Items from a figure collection
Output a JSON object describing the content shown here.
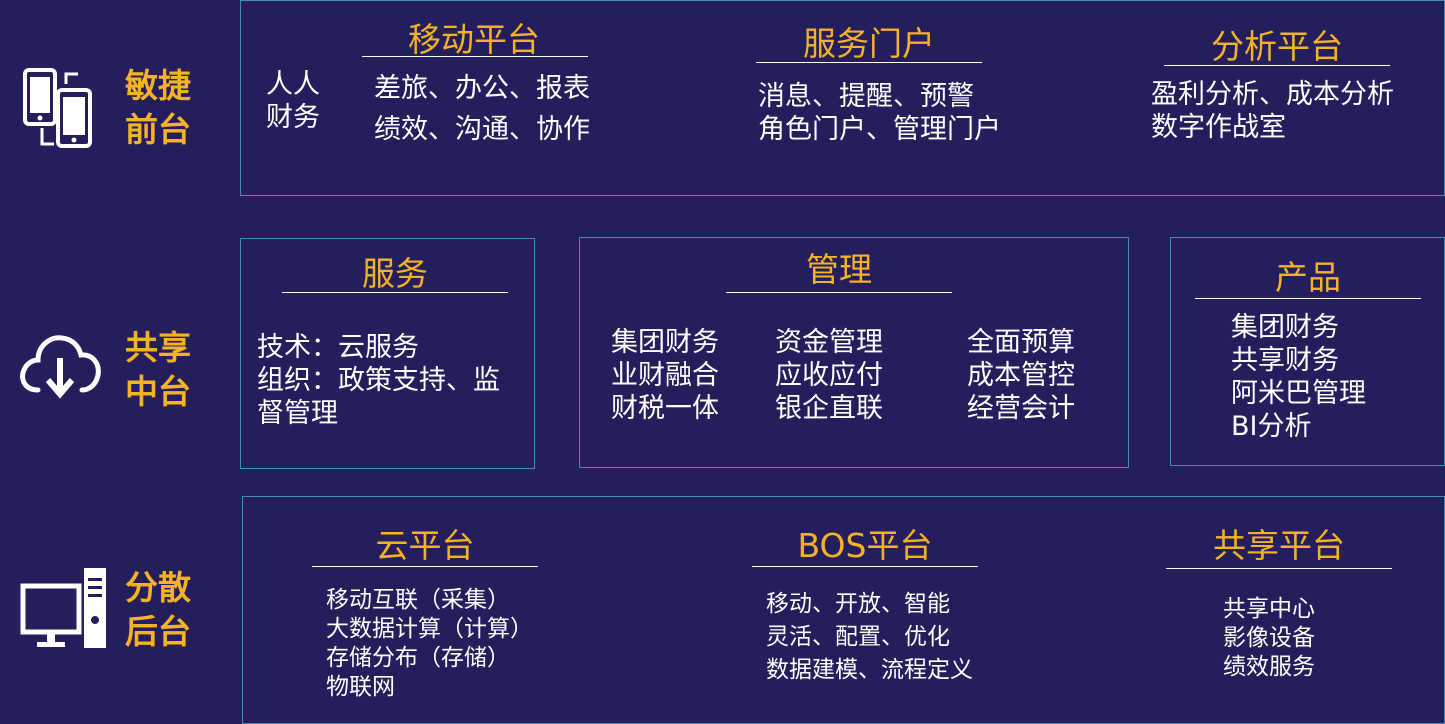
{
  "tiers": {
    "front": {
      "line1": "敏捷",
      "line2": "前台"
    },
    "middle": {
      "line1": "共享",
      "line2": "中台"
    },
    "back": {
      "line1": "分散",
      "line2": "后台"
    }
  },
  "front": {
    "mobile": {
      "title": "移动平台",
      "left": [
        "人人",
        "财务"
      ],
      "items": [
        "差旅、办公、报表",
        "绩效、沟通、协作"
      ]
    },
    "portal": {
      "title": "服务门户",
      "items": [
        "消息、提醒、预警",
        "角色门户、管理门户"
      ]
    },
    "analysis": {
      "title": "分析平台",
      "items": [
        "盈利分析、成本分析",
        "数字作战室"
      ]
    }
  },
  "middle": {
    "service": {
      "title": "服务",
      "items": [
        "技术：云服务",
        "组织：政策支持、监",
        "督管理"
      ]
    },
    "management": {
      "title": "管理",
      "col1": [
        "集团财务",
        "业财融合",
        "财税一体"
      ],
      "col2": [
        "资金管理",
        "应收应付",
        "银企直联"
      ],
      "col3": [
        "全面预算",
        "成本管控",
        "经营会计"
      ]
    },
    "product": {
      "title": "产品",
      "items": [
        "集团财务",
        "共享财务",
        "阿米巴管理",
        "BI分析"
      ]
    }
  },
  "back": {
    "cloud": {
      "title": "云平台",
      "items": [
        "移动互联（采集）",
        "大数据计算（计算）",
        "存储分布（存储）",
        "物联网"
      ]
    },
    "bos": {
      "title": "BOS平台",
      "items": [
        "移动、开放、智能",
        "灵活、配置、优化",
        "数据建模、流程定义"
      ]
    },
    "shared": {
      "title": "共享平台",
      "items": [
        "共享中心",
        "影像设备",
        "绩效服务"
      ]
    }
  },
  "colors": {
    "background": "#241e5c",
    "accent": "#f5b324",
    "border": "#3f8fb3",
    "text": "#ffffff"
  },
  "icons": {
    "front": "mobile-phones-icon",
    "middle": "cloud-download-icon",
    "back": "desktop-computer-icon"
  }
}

WRITTEN TASK ▸ Identify all lines where the word "front" shows up. Copy them.

RESULT OF THIS EXERCISE ▸
    "front": {
  "front": {
    "front": "mobile-phones-icon",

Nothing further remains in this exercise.